• AIM OF THE TASK:
State the number of lines that include the string "Opens", and write nothing else.

• PROVIDED DATA:
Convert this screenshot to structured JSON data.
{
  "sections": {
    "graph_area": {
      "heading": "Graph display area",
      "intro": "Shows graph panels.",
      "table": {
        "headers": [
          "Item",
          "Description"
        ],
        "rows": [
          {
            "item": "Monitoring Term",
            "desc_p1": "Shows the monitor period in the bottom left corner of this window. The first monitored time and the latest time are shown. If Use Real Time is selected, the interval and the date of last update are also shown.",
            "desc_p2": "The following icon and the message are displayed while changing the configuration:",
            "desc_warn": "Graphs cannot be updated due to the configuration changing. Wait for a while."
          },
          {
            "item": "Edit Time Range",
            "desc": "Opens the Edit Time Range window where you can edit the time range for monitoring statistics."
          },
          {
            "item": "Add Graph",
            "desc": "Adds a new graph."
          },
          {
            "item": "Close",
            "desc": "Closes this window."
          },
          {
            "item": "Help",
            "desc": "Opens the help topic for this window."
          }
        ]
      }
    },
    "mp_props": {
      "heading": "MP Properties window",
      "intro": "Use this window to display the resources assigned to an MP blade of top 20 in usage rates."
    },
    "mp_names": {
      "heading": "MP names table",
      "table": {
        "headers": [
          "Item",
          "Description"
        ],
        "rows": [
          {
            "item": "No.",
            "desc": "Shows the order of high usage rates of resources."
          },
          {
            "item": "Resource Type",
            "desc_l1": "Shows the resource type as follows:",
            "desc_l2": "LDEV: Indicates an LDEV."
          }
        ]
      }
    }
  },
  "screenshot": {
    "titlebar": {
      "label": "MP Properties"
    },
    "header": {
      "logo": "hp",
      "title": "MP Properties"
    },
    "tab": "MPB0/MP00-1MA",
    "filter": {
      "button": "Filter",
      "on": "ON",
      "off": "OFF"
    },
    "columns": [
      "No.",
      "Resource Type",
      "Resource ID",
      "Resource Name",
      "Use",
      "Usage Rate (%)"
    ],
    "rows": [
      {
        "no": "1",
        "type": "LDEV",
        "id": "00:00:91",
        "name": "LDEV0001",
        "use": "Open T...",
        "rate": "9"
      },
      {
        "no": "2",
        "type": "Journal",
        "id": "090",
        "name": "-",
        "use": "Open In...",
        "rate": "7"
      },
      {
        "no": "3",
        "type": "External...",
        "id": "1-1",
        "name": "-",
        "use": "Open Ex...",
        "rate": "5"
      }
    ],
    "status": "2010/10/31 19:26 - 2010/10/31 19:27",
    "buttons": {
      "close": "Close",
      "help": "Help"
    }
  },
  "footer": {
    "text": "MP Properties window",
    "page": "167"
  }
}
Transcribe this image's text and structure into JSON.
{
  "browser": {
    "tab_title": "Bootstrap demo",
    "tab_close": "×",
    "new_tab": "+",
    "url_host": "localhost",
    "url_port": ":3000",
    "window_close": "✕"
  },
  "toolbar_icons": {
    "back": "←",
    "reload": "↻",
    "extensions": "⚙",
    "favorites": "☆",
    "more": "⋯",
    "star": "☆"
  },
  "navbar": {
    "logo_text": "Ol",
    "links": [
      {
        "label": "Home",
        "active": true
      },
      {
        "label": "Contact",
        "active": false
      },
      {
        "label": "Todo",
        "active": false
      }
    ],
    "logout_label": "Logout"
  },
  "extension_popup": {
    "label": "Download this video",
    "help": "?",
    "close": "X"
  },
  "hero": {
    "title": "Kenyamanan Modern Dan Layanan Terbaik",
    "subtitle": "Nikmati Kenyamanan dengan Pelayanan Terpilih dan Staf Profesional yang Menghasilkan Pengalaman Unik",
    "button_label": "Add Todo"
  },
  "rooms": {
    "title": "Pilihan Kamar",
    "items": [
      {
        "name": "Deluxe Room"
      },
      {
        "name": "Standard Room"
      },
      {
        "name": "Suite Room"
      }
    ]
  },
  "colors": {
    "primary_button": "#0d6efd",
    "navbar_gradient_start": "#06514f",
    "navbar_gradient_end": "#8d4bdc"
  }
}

• TASK RESULT:
2